>>>>>

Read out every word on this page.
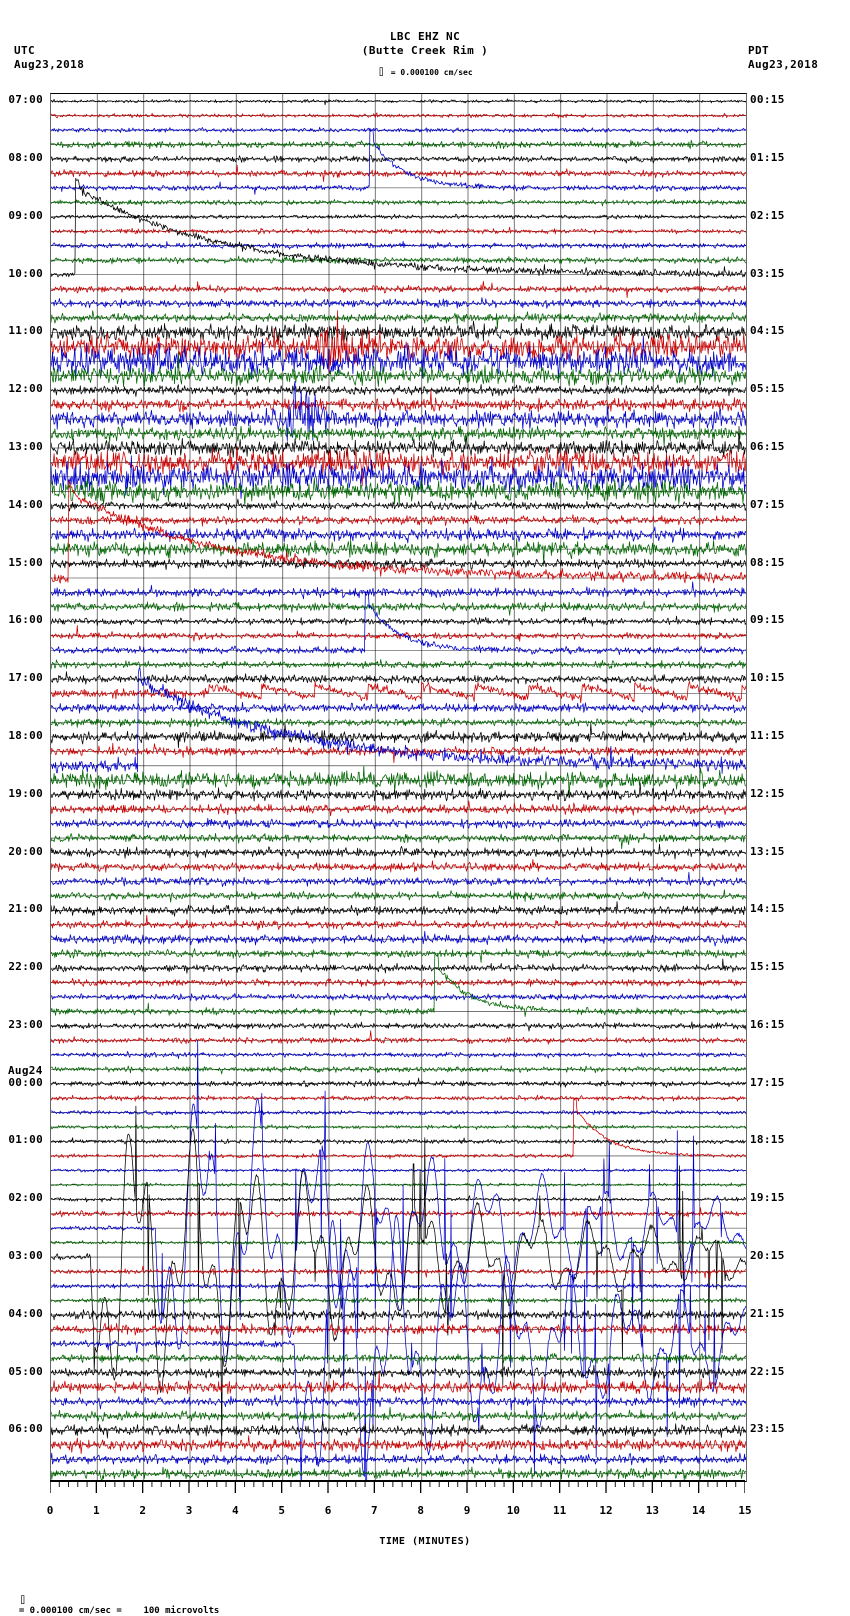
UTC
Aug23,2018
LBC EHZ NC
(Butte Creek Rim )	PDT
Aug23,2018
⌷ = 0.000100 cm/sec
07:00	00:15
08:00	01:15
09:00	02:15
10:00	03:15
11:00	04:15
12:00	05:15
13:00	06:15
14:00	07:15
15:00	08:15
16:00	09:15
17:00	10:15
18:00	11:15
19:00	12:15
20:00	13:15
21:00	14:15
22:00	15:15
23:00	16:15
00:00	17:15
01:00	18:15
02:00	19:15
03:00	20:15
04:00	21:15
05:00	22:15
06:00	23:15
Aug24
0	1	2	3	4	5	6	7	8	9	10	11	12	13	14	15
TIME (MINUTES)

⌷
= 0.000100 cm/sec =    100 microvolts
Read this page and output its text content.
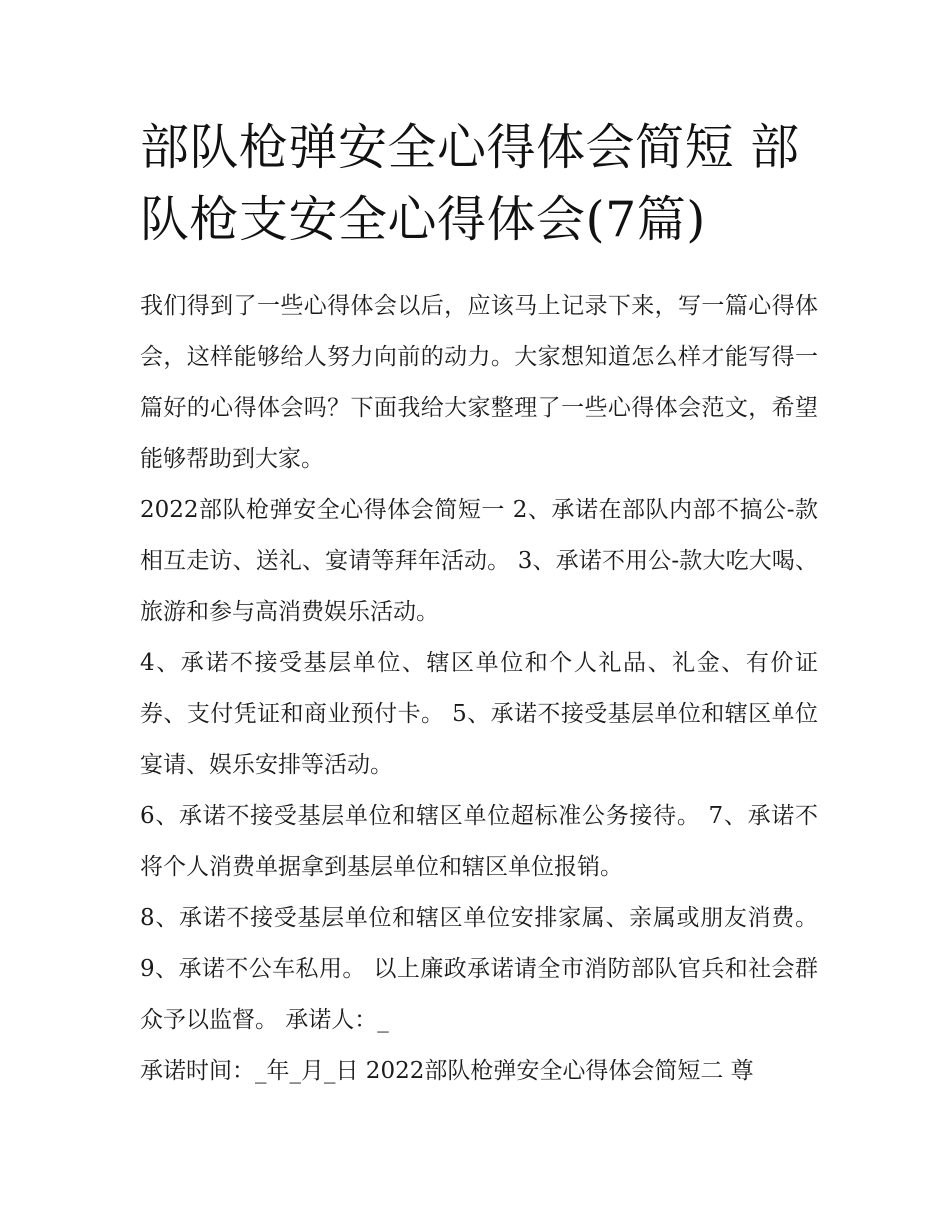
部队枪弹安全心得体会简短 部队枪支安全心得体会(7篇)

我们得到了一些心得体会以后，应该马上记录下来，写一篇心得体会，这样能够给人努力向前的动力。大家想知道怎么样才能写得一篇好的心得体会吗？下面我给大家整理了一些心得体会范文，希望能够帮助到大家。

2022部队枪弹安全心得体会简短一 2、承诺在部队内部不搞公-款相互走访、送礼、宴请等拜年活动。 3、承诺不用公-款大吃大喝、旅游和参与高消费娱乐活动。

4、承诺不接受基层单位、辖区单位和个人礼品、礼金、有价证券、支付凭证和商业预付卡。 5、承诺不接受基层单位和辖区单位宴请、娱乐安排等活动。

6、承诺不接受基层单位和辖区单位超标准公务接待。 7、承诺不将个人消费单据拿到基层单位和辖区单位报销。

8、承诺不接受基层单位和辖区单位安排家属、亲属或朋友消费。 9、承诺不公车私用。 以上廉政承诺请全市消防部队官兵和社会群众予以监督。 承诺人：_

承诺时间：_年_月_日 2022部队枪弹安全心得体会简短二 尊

<<<<<

- **Given exercise**: Search the listing for the string "Read". Copy each line where it turns up.

- **Worked answer**:
Read out every word on this page.
Read this page and output its text content.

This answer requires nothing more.